::: EXTRACTED DATA
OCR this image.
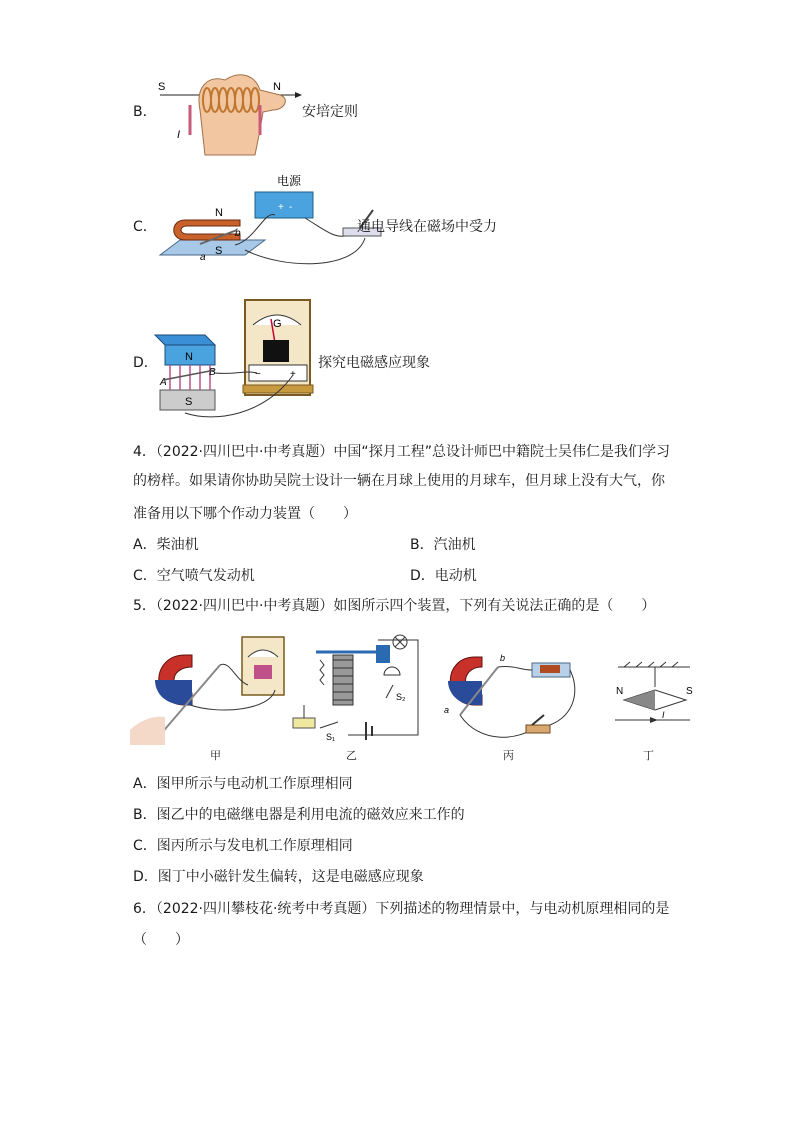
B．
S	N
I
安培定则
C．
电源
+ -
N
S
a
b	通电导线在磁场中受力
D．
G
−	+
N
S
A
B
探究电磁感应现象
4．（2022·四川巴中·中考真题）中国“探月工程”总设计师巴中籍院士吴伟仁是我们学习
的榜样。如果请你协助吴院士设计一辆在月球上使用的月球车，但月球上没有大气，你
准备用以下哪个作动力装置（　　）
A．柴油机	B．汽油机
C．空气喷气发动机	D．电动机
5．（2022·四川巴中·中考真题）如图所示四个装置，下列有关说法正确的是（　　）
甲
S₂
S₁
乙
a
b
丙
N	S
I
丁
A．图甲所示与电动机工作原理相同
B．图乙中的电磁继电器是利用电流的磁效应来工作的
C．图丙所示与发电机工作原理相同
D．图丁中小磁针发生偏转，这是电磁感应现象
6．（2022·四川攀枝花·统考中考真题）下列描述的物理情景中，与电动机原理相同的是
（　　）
::::::
The records above are to be reproduced exactly; the pictures are to be left out.

OCR this image.
B．
S	N
I
安培定则
C．
电源
+ -
N
S
a
b	通电导线在磁场中受力
D．
G
−	+
N
S
A
B
探究电磁感应现象
4．（2022·四川巴中·中考真题）中国“探月工程”总设计师巴中籍院士吴伟仁是我们学习
的榜样。如果请你协助吴院士设计一辆在月球上使用的月球车，但月球上没有大气，你
准备用以下哪个作动力装置（　　）
A．柴油机	B．汽油机
C．空气喷气发动机	D．电动机
5．（2022·四川巴中·中考真题）如图所示四个装置，下列有关说法正确的是（　　）
甲
S₂
S₁
乙
a
b
丙
N	S
I
丁
A．图甲所示与电动机工作原理相同
B．图乙中的电磁继电器是利用电流的磁效应来工作的
C．图丙所示与发电机工作原理相同
D．图丁中小磁针发生偏转，这是电磁感应现象
6．（2022·四川攀枝花·统考中考真题）下列描述的物理情景中，与电动机原理相同的是
（　　）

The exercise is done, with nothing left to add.